◆ **PROMPT**
Reproduce the listing below exactly, minus its pictures.

◆ **MATERIAL FOR THIS EXERCISE**
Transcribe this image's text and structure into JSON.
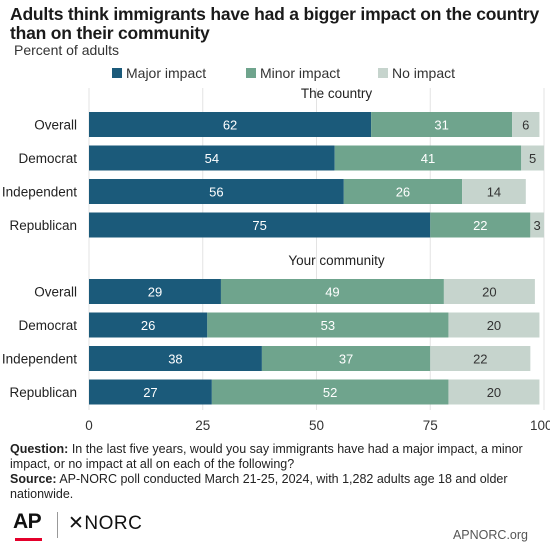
{
  "title": "Adults think immigrants have had a bigger impact on the country than on their community",
  "subtitle": "Percent of adults",
  "legend": [
    {
      "label": "Major impact",
      "color": "#1b5a7a"
    },
    {
      "label": "Minor impact",
      "color": "#6fa48d"
    },
    {
      "label": "No impact",
      "color": "#c6d4cd"
    }
  ],
  "chart_data": {
    "type": "bar",
    "orientation": "horizontal",
    "stacked": true,
    "xlim": [
      0,
      100
    ],
    "x_ticks": [
      "0",
      "25",
      "50",
      "75",
      "100%"
    ],
    "panels": [
      {
        "title": "The country",
        "categories": [
          "Overall",
          "Democrat",
          "Independent",
          "Republican"
        ],
        "series": [
          {
            "name": "Major impact",
            "values": [
              62,
              54,
              56,
              75
            ]
          },
          {
            "name": "Minor impact",
            "values": [
              31,
              41,
              26,
              22
            ]
          },
          {
            "name": "No impact",
            "values": [
              6,
              5,
              14,
              3
            ]
          }
        ]
      },
      {
        "title": "Your community",
        "categories": [
          "Overall",
          "Democrat",
          "Independent",
          "Republican"
        ],
        "series": [
          {
            "name": "Major impact",
            "values": [
              29,
              26,
              38,
              27
            ]
          },
          {
            "name": "Minor impact",
            "values": [
              49,
              53,
              37,
              52
            ]
          },
          {
            "name": "No impact",
            "values": [
              20,
              20,
              22,
              20
            ]
          }
        ]
      }
    ]
  },
  "notes": {
    "question_label": "Question:",
    "question_text": " In the last five years, would you say immigrants have had a major impact, a minor impact, or no impact at all on each of the following?",
    "source_label": "Source:",
    "source_text": " AP-NORC poll conducted March 21-25, 2024, with 1,282 adults age 18 and older nationwide."
  },
  "footer": {
    "logo_ap": "AP",
    "logo_norc": "✕NORC",
    "site": "APNORC.org"
  }
}
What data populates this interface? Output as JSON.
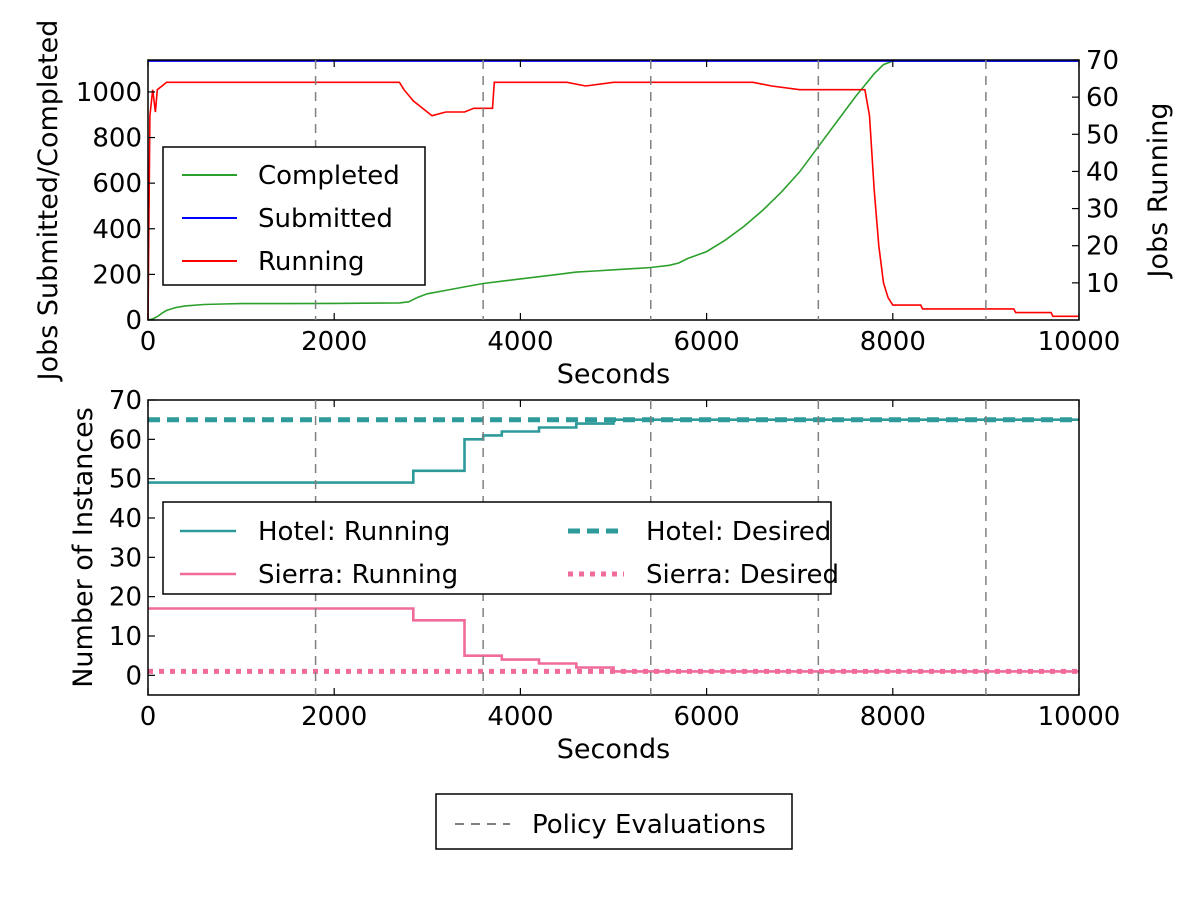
{
  "policy_legend": {
    "label": "Policy Evaluations",
    "color": "#808080"
  },
  "chart_data": [
    {
      "type": "line",
      "xlabel": "Seconds",
      "ylabel": "Jobs Submitted/Completed",
      "y2label": "Jobs Running",
      "xlim": [
        0,
        10000
      ],
      "ylim": [
        0,
        1140
      ],
      "y2lim": [
        0,
        70
      ],
      "xticks": [
        "0",
        "2000",
        "4000",
        "6000",
        "8000",
        "10000"
      ],
      "yticks": [
        "0",
        "200",
        "400",
        "600",
        "800",
        "1000"
      ],
      "y2ticks": [
        "10",
        "20",
        "30",
        "40",
        "50",
        "60",
        "70"
      ],
      "policy_evaluations_x": [
        1800,
        3600,
        5400,
        7200,
        9000
      ],
      "legend_position": "center-left",
      "series": [
        {
          "name": "Completed",
          "axis": "left",
          "color": "#2ca02c",
          "x": [
            0,
            50,
            100,
            150,
            200,
            300,
            400,
            600,
            800,
            1000,
            1500,
            2000,
            2500,
            2700,
            2800,
            2900,
            3000,
            3200,
            3400,
            3600,
            3800,
            4000,
            4200,
            4400,
            4600,
            4800,
            5000,
            5200,
            5400,
            5600,
            5700,
            5800,
            6000,
            6200,
            6400,
            6600,
            6800,
            7000,
            7200,
            7400,
            7600,
            7700,
            7800,
            7900,
            8000,
            8500,
            9000,
            9500,
            10000
          ],
          "y": [
            0,
            5,
            15,
            30,
            42,
            55,
            62,
            68,
            70,
            72,
            72,
            73,
            74,
            75,
            80,
            100,
            115,
            130,
            145,
            160,
            170,
            180,
            190,
            200,
            210,
            215,
            220,
            225,
            230,
            240,
            250,
            270,
            300,
            350,
            410,
            480,
            560,
            650,
            760,
            870,
            980,
            1030,
            1080,
            1120,
            1135,
            1135,
            1135,
            1135,
            1135
          ]
        },
        {
          "name": "Submitted",
          "axis": "left",
          "color": "#0000ff",
          "x": [
            0,
            10000
          ],
          "y": [
            1135,
            1135
          ]
        },
        {
          "name": "Running",
          "axis": "right",
          "color": "#ff0000",
          "x": [
            0,
            20,
            50,
            80,
            100,
            150,
            200,
            400,
            1000,
            2000,
            2700,
            2750,
            2850,
            2950,
            3050,
            3200,
            3400,
            3500,
            3700,
            3720,
            4000,
            4500,
            4700,
            5000,
            5500,
            6000,
            6500,
            6700,
            7000,
            7500,
            7700,
            7750,
            7800,
            7850,
            7900,
            7950,
            8000,
            8300,
            8320,
            9000,
            9300,
            9320,
            9700,
            9720,
            10000
          ],
          "y": [
            0,
            55,
            62,
            56,
            62,
            63,
            64,
            64,
            64,
            64,
            64,
            62,
            59,
            57,
            55,
            56,
            56,
            57,
            57,
            64,
            64,
            64,
            63,
            64,
            64,
            64,
            64,
            63,
            62,
            62,
            62,
            55,
            35,
            20,
            10,
            6,
            4,
            4,
            3,
            3,
            3,
            2,
            2,
            1,
            1
          ]
        }
      ]
    },
    {
      "type": "line",
      "xlabel": "Seconds",
      "ylabel": "Number of Instances",
      "xlim": [
        0,
        10000
      ],
      "ylim": [
        -5,
        70
      ],
      "xticks": [
        "0",
        "2000",
        "4000",
        "6000",
        "8000",
        "10000"
      ],
      "yticks": [
        "0",
        "10",
        "20",
        "30",
        "40",
        "50",
        "60",
        "70"
      ],
      "policy_evaluations_x": [
        1800,
        3600,
        5400,
        7200,
        9000
      ],
      "legend_position": "center-left",
      "series": [
        {
          "name": "Hotel: Running",
          "color": "#2e9a9a",
          "style": "solid",
          "x": [
            0,
            2850,
            2850,
            3400,
            3400,
            3600,
            3600,
            3800,
            3800,
            4200,
            4200,
            4600,
            4600,
            5000,
            5000,
            10000
          ],
          "y": [
            49,
            49,
            52,
            52,
            60,
            60,
            61,
            61,
            62,
            62,
            63,
            63,
            64,
            64,
            65,
            65
          ]
        },
        {
          "name": "Hotel: Desired",
          "color": "#2e9a9a",
          "style": "dashed",
          "x": [
            0,
            10000
          ],
          "y": [
            65,
            65
          ]
        },
        {
          "name": "Sierra: Running",
          "color": "#f06b9b",
          "style": "solid",
          "x": [
            0,
            2850,
            2850,
            3400,
            3400,
            3800,
            3800,
            4200,
            4200,
            4600,
            4600,
            5000,
            5000,
            10000
          ],
          "y": [
            17,
            17,
            14,
            14,
            5,
            5,
            4,
            4,
            3,
            3,
            2,
            2,
            1,
            1
          ]
        },
        {
          "name": "Sierra: Desired",
          "color": "#f06b9b",
          "style": "dotted",
          "x": [
            0,
            10000
          ],
          "y": [
            1,
            1
          ]
        }
      ]
    }
  ]
}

◆ **SOLUTION**
Transcribe this image's text and structure into JSON.
{
  "title": "Adults think immigrants have had a bigger impact on the country than on their community",
  "subtitle": "Percent of adults",
  "legend": [
    {
      "label": "Major impact",
      "color": "#1b5a7a"
    },
    {
      "label": "Minor impact",
      "color": "#6fa48d"
    },
    {
      "label": "No impact",
      "color": "#c6d4cd"
    }
  ],
  "chart_data": {
    "type": "bar",
    "orientation": "horizontal",
    "stacked": true,
    "xlim": [
      0,
      100
    ],
    "x_ticks": [
      "0",
      "25",
      "50",
      "75",
      "100%"
    ],
    "panels": [
      {
        "title": "The country",
        "categories": [
          "Overall",
          "Democrat",
          "Independent",
          "Republican"
        ],
        "series": [
          {
            "name": "Major impact",
            "values": [
              62,
              54,
              56,
              75
            ]
          },
          {
            "name": "Minor impact",
            "values": [
              31,
              41,
              26,
              22
            ]
          },
          {
            "name": "No impact",
            "values": [
              6,
              5,
              14,
              3
            ]
          }
        ]
      },
      {
        "title": "Your community",
        "categories": [
          "Overall",
          "Democrat",
          "Independent",
          "Republican"
        ],
        "series": [
          {
            "name": "Major impact",
            "values": [
              29,
              26,
              38,
              27
            ]
          },
          {
            "name": "Minor impact",
            "values": [
              49,
              53,
              37,
              52
            ]
          },
          {
            "name": "No impact",
            "values": [
              20,
              20,
              22,
              20
            ]
          }
        ]
      }
    ]
  },
  "notes": {
    "question_label": "Question:",
    "question_text": " In the last five years, would you say immigrants have had a major impact, a minor impact, or no impact at all on each of the following?",
    "source_label": "Source:",
    "source_text": " AP-NORC poll conducted March 21-25, 2024, with 1,282 adults age 18 and older nationwide."
  },
  "footer": {
    "logo_ap": "AP",
    "logo_norc": "✕NORC",
    "site": "APNORC.org"
  }
}
What data populates this interface? Output as JSON.
{
  "policy_legend": {
    "label": "Policy Evaluations",
    "color": "#808080"
  },
  "chart_data": [
    {
      "type": "line",
      "xlabel": "Seconds",
      "ylabel": "Jobs Submitted/Completed",
      "y2label": "Jobs Running",
      "xlim": [
        0,
        10000
      ],
      "ylim": [
        0,
        1140
      ],
      "y2lim": [
        0,
        70
      ],
      "xticks": [
        "0",
        "2000",
        "4000",
        "6000",
        "8000",
        "10000"
      ],
      "yticks": [
        "0",
        "200",
        "400",
        "600",
        "800",
        "1000"
      ],
      "y2ticks": [
        "10",
        "20",
        "30",
        "40",
        "50",
        "60",
        "70"
      ],
      "policy_evaluations_x": [
        1800,
        3600,
        5400,
        7200,
        9000
      ],
      "legend_position": "center-left",
      "series": [
        {
          "name": "Completed",
          "axis": "left",
          "color": "#2ca02c",
          "x": [
            0,
            50,
            100,
            150,
            200,
            300,
            400,
            600,
            800,
            1000,
            1500,
            2000,
            2500,
            2700,
            2800,
            2900,
            3000,
            3200,
            3400,
            3600,
            3800,
            4000,
            4200,
            4400,
            4600,
            4800,
            5000,
            5200,
            5400,
            5600,
            5700,
            5800,
            6000,
            6200,
            6400,
            6600,
            6800,
            7000,
            7200,
            7400,
            7600,
            7700,
            7800,
            7900,
            8000,
            8500,
            9000,
            9500,
            10000
          ],
          "y": [
            0,
            5,
            15,
            30,
            42,
            55,
            62,
            68,
            70,
            72,
            72,
            73,
            74,
            75,
            80,
            100,
            115,
            130,
            145,
            160,
            170,
            180,
            190,
            200,
            210,
            215,
            220,
            225,
            230,
            240,
            250,
            270,
            300,
            350,
            410,
            480,
            560,
            650,
            760,
            870,
            980,
            1030,
            1080,
            1120,
            1135,
            1135,
            1135,
            1135,
            1135
          ]
        },
        {
          "name": "Submitted",
          "axis": "left",
          "color": "#0000ff",
          "x": [
            0,
            10000
          ],
          "y": [
            1135,
            1135
          ]
        },
        {
          "name": "Running",
          "axis": "right",
          "color": "#ff0000",
          "x": [
            0,
            20,
            50,
            80,
            100,
            150,
            200,
            400,
            1000,
            2000,
            2700,
            2750,
            2850,
            2950,
            3050,
            3200,
            3400,
            3500,
            3700,
            3720,
            4000,
            4500,
            4700,
            5000,
            5500,
            6000,
            6500,
            6700,
            7000,
            7500,
            7700,
            7750,
            7800,
            7850,
            7900,
            7950,
            8000,
            8300,
            8320,
            9000,
            9300,
            9320,
            9700,
            9720,
            10000
          ],
          "y": [
            0,
            55,
            62,
            56,
            62,
            63,
            64,
            64,
            64,
            64,
            64,
            62,
            59,
            57,
            55,
            56,
            56,
            57,
            57,
            64,
            64,
            64,
            63,
            64,
            64,
            64,
            64,
            63,
            62,
            62,
            62,
            55,
            35,
            20,
            10,
            6,
            4,
            4,
            3,
            3,
            3,
            2,
            2,
            1,
            1
          ]
        }
      ]
    },
    {
      "type": "line",
      "xlabel": "Seconds",
      "ylabel": "Number of Instances",
      "xlim": [
        0,
        10000
      ],
      "ylim": [
        -5,
        70
      ],
      "xticks": [
        "0",
        "2000",
        "4000",
        "6000",
        "8000",
        "10000"
      ],
      "yticks": [
        "0",
        "10",
        "20",
        "30",
        "40",
        "50",
        "60",
        "70"
      ],
      "policy_evaluations_x": [
        1800,
        3600,
        5400,
        7200,
        9000
      ],
      "legend_position": "center-left",
      "series": [
        {
          "name": "Hotel: Running",
          "color": "#2e9a9a",
          "style": "solid",
          "x": [
            0,
            2850,
            2850,
            3400,
            3400,
            3600,
            3600,
            3800,
            3800,
            4200,
            4200,
            4600,
            4600,
            5000,
            5000,
            10000
          ],
          "y": [
            49,
            49,
            52,
            52,
            60,
            60,
            61,
            61,
            62,
            62,
            63,
            63,
            64,
            64,
            65,
            65
          ]
        },
        {
          "name": "Hotel: Desired",
          "color": "#2e9a9a",
          "style": "dashed",
          "x": [
            0,
            10000
          ],
          "y": [
            65,
            65
          ]
        },
        {
          "name": "Sierra: Running",
          "color": "#f06b9b",
          "style": "solid",
          "x": [
            0,
            2850,
            2850,
            3400,
            3400,
            3800,
            3800,
            4200,
            4200,
            4600,
            4600,
            5000,
            5000,
            10000
          ],
          "y": [
            17,
            17,
            14,
            14,
            5,
            5,
            4,
            4,
            3,
            3,
            2,
            2,
            1,
            1
          ]
        },
        {
          "name": "Sierra: Desired",
          "color": "#f06b9b",
          "style": "dotted",
          "x": [
            0,
            10000
          ],
          "y": [
            1,
            1
          ]
        }
      ]
    }
  ]
}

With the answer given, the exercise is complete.